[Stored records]

* start *

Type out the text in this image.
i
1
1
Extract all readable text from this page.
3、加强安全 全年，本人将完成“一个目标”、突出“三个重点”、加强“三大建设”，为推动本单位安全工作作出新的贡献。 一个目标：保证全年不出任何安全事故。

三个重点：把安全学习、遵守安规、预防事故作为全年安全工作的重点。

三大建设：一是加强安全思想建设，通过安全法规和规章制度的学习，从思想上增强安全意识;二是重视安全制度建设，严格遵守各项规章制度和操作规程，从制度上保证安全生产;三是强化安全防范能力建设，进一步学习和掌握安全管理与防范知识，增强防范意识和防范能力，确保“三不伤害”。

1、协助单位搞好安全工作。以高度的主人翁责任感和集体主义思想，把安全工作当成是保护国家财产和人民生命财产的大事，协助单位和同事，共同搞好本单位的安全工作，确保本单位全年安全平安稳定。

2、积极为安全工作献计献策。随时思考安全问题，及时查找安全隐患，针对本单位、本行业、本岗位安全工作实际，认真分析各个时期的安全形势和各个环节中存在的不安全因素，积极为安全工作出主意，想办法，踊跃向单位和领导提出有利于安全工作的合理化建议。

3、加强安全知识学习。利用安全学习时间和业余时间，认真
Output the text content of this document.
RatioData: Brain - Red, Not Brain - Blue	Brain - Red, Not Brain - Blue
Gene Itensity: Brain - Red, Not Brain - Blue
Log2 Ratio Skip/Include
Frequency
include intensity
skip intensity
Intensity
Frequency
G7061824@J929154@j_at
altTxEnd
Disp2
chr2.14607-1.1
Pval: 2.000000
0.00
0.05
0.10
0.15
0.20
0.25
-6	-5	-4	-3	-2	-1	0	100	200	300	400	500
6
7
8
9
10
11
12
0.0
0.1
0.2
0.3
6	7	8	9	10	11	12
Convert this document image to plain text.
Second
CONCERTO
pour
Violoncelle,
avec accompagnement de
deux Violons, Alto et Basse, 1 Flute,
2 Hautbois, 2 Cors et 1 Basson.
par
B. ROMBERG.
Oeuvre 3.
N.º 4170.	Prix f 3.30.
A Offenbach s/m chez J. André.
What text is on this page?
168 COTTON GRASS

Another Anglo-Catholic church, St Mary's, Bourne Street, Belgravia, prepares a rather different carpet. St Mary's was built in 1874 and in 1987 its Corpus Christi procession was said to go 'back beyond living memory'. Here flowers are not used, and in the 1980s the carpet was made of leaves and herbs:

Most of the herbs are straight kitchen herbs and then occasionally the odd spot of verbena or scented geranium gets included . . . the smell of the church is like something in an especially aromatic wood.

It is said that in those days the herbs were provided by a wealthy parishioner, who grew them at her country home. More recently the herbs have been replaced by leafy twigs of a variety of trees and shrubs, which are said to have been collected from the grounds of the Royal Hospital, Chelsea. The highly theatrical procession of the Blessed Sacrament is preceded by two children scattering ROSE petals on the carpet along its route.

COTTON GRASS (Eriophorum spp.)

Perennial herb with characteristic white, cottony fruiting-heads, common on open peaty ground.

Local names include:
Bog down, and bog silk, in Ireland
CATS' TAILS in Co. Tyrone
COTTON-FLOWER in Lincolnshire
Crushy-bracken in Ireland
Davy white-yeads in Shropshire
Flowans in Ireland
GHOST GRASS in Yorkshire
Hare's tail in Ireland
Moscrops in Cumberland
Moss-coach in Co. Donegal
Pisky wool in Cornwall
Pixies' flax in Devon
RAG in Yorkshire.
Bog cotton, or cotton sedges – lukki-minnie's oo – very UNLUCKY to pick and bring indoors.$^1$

* end *

* What this task involves:
Your task is to retype all the records above with nothing left out.

* Reply:
Type out the text in this image.
i
1
1
Extract all readable text from this page.
3、加强安全 全年，本人将完成“一个目标”、突出“三个重点”、加强“三大建设”，为推动本单位安全工作作出新的贡献。 一个目标：保证全年不出任何安全事故。

三个重点：把安全学习、遵守安规、预防事故作为全年安全工作的重点。

三大建设：一是加强安全思想建设，通过安全法规和规章制度的学习，从思想上增强安全意识;二是重视安全制度建设，严格遵守各项规章制度和操作规程，从制度上保证安全生产;三是强化安全防范能力建设，进一步学习和掌握安全管理与防范知识，增强防范意识和防范能力，确保“三不伤害”。

1、协助单位搞好安全工作。以高度的主人翁责任感和集体主义思想，把安全工作当成是保护国家财产和人民生命财产的大事，协助单位和同事，共同搞好本单位的安全工作，确保本单位全年安全平安稳定。

2、积极为安全工作献计献策。随时思考安全问题，及时查找安全隐患，针对本单位、本行业、本岗位安全工作实际，认真分析各个时期的安全形势和各个环节中存在的不安全因素，积极为安全工作出主意，想办法，踊跃向单位和领导提出有利于安全工作的合理化建议。

3、加强安全知识学习。利用安全学习时间和业余时间，认真
Output the text content of this document.
RatioData: Brain - Red, Not Brain - Blue	Brain - Red, Not Brain - Blue
Gene Itensity: Brain - Red, Not Brain - Blue
Log2 Ratio Skip/Include
Frequency
include intensity
skip intensity
Intensity
Frequency
G7061824@J929154@j_at
altTxEnd
Disp2
chr2.14607-1.1
Pval: 2.000000
0.00
0.05
0.10
0.15
0.20
0.25
-6	-5	-4	-3	-2	-1	0	100	200	300	400	500
6
7
8
9
10
11
12
0.0
0.1
0.2
0.3
6	7	8	9	10	11	12
Convert this document image to plain text.
Second
CONCERTO
pour
Violoncelle,
avec accompagnement de
deux Violons, Alto et Basse, 1 Flute,
2 Hautbois, 2 Cors et 1 Basson.
par
B. ROMBERG.
Oeuvre 3.
N.º 4170.	Prix f 3.30.
A Offenbach s/m chez J. André.
What text is on this page?
168 COTTON GRASS

Another Anglo-Catholic church, St Mary's, Bourne Street, Belgravia, prepares a rather different carpet. St Mary's was built in 1874 and in 1987 its Corpus Christi procession was said to go 'back beyond living memory'. Here flowers are not used, and in the 1980s the carpet was made of leaves and herbs:

Most of the herbs are straight kitchen herbs and then occasionally the odd spot of verbena or scented geranium gets included . . . the smell of the church is like something in an especially aromatic wood.

It is said that in those days the herbs were provided by a wealthy parishioner, who grew them at her country home. More recently the herbs have been replaced by leafy twigs of a variety of trees and shrubs, which are said to have been collected from the grounds of the Royal Hospital, Chelsea. The highly theatrical procession of the Blessed Sacrament is preceded by two children scattering ROSE petals on the carpet along its route.

COTTON GRASS (Eriophorum spp.)

Perennial herb with characteristic white, cottony fruiting-heads, common on open peaty ground.

Local names include:
Bog down, and bog silk, in Ireland
CATS' TAILS in Co. Tyrone
COTTON-FLOWER in Lincolnshire
Crushy-bracken in Ireland
Davy white-yeads in Shropshire
Flowans in Ireland
GHOST GRASS in Yorkshire
Hare's tail in Ireland
Moscrops in Cumberland
Moss-coach in Co. Donegal
Pisky wool in Cornwall
Pixies' flax in Devon
RAG in Yorkshire.
Bog cotton, or cotton sedges – lukki-minnie's oo – very UNLUCKY to pick and bring indoors.$^1$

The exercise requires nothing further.